OBJECTIVE:
Would you set down every entry shown below, precisely as written?

─── GIVEN DATA ───

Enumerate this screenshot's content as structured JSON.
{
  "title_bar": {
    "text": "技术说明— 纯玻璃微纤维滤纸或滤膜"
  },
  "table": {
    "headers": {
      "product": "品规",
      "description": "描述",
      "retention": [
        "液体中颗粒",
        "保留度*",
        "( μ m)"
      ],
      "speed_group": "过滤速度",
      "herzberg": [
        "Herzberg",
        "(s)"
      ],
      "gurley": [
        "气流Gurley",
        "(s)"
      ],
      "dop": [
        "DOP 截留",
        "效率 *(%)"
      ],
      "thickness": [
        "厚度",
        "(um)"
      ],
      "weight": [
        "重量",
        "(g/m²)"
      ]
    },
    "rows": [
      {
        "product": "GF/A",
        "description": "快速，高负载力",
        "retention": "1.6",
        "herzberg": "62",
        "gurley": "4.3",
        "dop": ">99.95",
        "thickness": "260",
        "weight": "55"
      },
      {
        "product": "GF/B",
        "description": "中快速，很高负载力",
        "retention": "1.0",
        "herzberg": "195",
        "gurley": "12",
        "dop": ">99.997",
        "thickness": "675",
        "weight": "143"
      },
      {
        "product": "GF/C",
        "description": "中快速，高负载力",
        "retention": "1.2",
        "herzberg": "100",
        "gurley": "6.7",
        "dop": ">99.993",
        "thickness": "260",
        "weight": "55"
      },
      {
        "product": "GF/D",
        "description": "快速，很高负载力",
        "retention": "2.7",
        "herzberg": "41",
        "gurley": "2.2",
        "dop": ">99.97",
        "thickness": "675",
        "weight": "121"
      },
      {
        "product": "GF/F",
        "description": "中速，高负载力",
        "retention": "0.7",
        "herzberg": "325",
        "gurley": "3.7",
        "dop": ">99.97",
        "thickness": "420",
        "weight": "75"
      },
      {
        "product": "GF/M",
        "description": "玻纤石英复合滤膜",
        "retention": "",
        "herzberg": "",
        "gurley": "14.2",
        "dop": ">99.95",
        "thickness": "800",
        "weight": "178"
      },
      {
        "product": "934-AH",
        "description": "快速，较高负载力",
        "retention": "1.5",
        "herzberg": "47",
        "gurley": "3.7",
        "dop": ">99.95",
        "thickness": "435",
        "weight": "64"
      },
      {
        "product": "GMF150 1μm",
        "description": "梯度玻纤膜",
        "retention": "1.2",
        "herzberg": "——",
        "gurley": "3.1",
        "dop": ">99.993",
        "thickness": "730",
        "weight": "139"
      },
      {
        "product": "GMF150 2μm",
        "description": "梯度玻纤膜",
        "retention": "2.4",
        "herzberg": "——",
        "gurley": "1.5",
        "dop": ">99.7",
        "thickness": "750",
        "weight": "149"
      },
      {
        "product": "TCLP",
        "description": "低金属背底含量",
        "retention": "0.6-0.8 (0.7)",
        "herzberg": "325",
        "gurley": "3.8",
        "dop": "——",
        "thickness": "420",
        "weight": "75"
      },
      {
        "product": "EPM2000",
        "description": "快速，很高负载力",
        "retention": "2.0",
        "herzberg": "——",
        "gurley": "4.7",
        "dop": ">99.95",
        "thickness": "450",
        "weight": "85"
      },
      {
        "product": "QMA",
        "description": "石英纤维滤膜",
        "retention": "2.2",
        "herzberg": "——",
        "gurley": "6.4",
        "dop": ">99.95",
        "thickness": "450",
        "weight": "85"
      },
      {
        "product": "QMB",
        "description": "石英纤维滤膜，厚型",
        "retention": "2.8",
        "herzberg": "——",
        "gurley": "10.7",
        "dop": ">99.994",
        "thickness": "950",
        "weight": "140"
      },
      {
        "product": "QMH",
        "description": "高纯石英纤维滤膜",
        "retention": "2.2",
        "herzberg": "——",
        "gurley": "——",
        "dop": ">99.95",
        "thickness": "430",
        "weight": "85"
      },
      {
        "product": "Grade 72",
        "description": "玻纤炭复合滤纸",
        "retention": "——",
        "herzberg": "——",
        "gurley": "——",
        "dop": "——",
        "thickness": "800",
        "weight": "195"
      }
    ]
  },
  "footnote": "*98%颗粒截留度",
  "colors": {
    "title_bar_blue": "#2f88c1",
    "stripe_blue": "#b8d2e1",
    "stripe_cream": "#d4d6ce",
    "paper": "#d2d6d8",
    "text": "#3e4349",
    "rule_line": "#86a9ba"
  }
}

───

SOLUTION:
Enumerate this screenshot's content as structured JSON.
{
  "title_bar": {
    "text": "技术说明— 纯玻璃微纤维滤纸或滤膜"
  },
  "table": {
    "headers": {
      "product": "品规",
      "description": "描述",
      "retention": [
        "液体中颗粒",
        "保留度*",
        "( μ m)"
      ],
      "speed_group": "过滤速度",
      "herzberg": [
        "Herzberg",
        "(s)"
      ],
      "gurley": [
        "气流Gurley",
        "(s)"
      ],
      "dop": [
        "DOP 截留",
        "效率 *(%)"
      ],
      "thickness": [
        "厚度",
        "(um)"
      ],
      "weight": [
        "重量",
        "(g/m²)"
      ]
    },
    "rows": [
      {
        "product": "GF/A",
        "description": "快速，高负载力",
        "retention": "1.6",
        "herzberg": "62",
        "gurley": "4.3",
        "dop": ">99.95",
        "thickness": "260",
        "weight": "55"
      },
      {
        "product": "GF/B",
        "description": "中快速，很高负载力",
        "retention": "1.0",
        "herzberg": "195",
        "gurley": "12",
        "dop": ">99.997",
        "thickness": "675",
        "weight": "143"
      },
      {
        "product": "GF/C",
        "description": "中快速，高负载力",
        "retention": "1.2",
        "herzberg": "100",
        "gurley": "6.7",
        "dop": ">99.993",
        "thickness": "260",
        "weight": "55"
      },
      {
        "product": "GF/D",
        "description": "快速，很高负载力",
        "retention": "2.7",
        "herzberg": "41",
        "gurley": "2.2",
        "dop": ">99.97",
        "thickness": "675",
        "weight": "121"
      },
      {
        "product": "GF/F",
        "description": "中速，高负载力",
        "retention": "0.7",
        "herzberg": "325",
        "gurley": "3.7",
        "dop": ">99.97",
        "thickness": "420",
        "weight": "75"
      },
      {
        "product": "GF/M",
        "description": "玻纤石英复合滤膜",
        "retention": "",
        "herzberg": "",
        "gurley": "14.2",
        "dop": ">99.95",
        "thickness": "800",
        "weight": "178"
      },
      {
        "product": "934-AH",
        "description": "快速，较高负载力",
        "retention": "1.5",
        "herzberg": "47",
        "gurley": "3.7",
        "dop": ">99.95",
        "thickness": "435",
        "weight": "64"
      },
      {
        "product": "GMF150 1μm",
        "description": "梯度玻纤膜",
        "retention": "1.2",
        "herzberg": "——",
        "gurley": "3.1",
        "dop": ">99.993",
        "thickness": "730",
        "weight": "139"
      },
      {
        "product": "GMF150 2μm",
        "description": "梯度玻纤膜",
        "retention": "2.4",
        "herzberg": "——",
        "gurley": "1.5",
        "dop": ">99.7",
        "thickness": "750",
        "weight": "149"
      },
      {
        "product": "TCLP",
        "description": "低金属背底含量",
        "retention": "0.6-0.8 (0.7)",
        "herzberg": "325",
        "gurley": "3.8",
        "dop": "——",
        "thickness": "420",
        "weight": "75"
      },
      {
        "product": "EPM2000",
        "description": "快速，很高负载力",
        "retention": "2.0",
        "herzberg": "——",
        "gurley": "4.7",
        "dop": ">99.95",
        "thickness": "450",
        "weight": "85"
      },
      {
        "product": "QMA",
        "description": "石英纤维滤膜",
        "retention": "2.2",
        "herzberg": "——",
        "gurley": "6.4",
        "dop": ">99.95",
        "thickness": "450",
        "weight": "85"
      },
      {
        "product": "QMB",
        "description": "石英纤维滤膜，厚型",
        "retention": "2.8",
        "herzberg": "——",
        "gurley": "10.7",
        "dop": ">99.994",
        "thickness": "950",
        "weight": "140"
      },
      {
        "product": "QMH",
        "description": "高纯石英纤维滤膜",
        "retention": "2.2",
        "herzberg": "——",
        "gurley": "——",
        "dop": ">99.95",
        "thickness": "430",
        "weight": "85"
      },
      {
        "product": "Grade 72",
        "description": "玻纤炭复合滤纸",
        "retention": "——",
        "herzberg": "——",
        "gurley": "——",
        "dop": "——",
        "thickness": "800",
        "weight": "195"
      }
    ]
  },
  "footnote": "*98%颗粒截留度",
  "colors": {
    "title_bar_blue": "#2f88c1",
    "stripe_blue": "#b8d2e1",
    "stripe_cream": "#d4d6ce",
    "paper": "#d2d6d8",
    "text": "#3e4349",
    "rule_line": "#86a9ba"
  }
}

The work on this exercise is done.